> DESCRIPTION OF THE TASK:
Repeat the records below exactly as they appear.

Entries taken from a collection

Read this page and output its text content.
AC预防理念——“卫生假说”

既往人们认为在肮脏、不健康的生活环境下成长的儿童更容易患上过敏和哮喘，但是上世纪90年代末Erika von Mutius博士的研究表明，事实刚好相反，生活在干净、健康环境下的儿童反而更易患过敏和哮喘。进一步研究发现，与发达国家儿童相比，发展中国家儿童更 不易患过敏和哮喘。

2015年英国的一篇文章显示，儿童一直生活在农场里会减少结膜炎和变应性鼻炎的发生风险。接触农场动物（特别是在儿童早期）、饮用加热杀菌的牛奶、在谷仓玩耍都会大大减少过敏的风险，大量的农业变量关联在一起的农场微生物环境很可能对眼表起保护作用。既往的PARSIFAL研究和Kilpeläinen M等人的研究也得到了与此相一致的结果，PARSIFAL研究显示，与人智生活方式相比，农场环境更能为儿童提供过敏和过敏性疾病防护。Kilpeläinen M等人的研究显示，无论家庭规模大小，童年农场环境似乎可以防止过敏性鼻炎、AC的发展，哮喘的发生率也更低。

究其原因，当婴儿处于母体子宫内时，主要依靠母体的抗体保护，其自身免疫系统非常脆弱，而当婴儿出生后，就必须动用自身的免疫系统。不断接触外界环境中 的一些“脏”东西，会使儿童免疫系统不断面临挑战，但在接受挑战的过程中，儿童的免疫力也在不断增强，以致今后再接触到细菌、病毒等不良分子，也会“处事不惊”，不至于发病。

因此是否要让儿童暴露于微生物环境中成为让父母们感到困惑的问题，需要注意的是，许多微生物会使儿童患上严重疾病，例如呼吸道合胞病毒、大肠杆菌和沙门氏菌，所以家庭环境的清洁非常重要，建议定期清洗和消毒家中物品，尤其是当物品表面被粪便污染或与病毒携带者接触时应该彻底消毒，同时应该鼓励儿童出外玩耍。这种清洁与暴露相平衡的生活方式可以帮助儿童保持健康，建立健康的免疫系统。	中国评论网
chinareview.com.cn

> SOLUTION TO THIS PROBLEM:
Read this page and output its text content.
AC预防理念——“卫生假说”

既往人们认为在肮脏、不健康的生活环境下成长的儿童更容易患上过敏和哮喘，但是上世纪90年代末Erika von Mutius博士的研究表明，事实刚好相反，生活在干净、健康环境下的儿童反而更易患过敏和哮喘。进一步研究发现，与发达国家儿童相比，发展中国家儿童更 不易患过敏和哮喘。

2015年英国的一篇文章显示，儿童一直生活在农场里会减少结膜炎和变应性鼻炎的发生风险。接触农场动物（特别是在儿童早期）、饮用加热杀菌的牛奶、在谷仓玩耍都会大大减少过敏的风险，大量的农业变量关联在一起的农场微生物环境很可能对眼表起保护作用。既往的PARSIFAL研究和Kilpeläinen M等人的研究也得到了与此相一致的结果，PARSIFAL研究显示，与人智生活方式相比，农场环境更能为儿童提供过敏和过敏性疾病防护。Kilpeläinen M等人的研究显示，无论家庭规模大小，童年农场环境似乎可以防止过敏性鼻炎、AC的发展，哮喘的发生率也更低。

究其原因，当婴儿处于母体子宫内时，主要依靠母体的抗体保护，其自身免疫系统非常脆弱，而当婴儿出生后，就必须动用自身的免疫系统。不断接触外界环境中 的一些“脏”东西，会使儿童免疫系统不断面临挑战，但在接受挑战的过程中，儿童的免疫力也在不断增强，以致今后再接触到细菌、病毒等不良分子，也会“处事不惊”，不至于发病。

因此是否要让儿童暴露于微生物环境中成为让父母们感到困惑的问题，需要注意的是，许多微生物会使儿童患上严重疾病，例如呼吸道合胞病毒、大肠杆菌和沙门氏菌，所以家庭环境的清洁非常重要，建议定期清洗和消毒家中物品，尤其是当物品表面被粪便污染或与病毒携带者接触时应该彻底消毒，同时应该鼓励儿童出外玩耍。这种清洁与暴露相平衡的生活方式可以帮助儿童保持健康，建立健康的免疫系统。	中国评论网
chinareview.com.cn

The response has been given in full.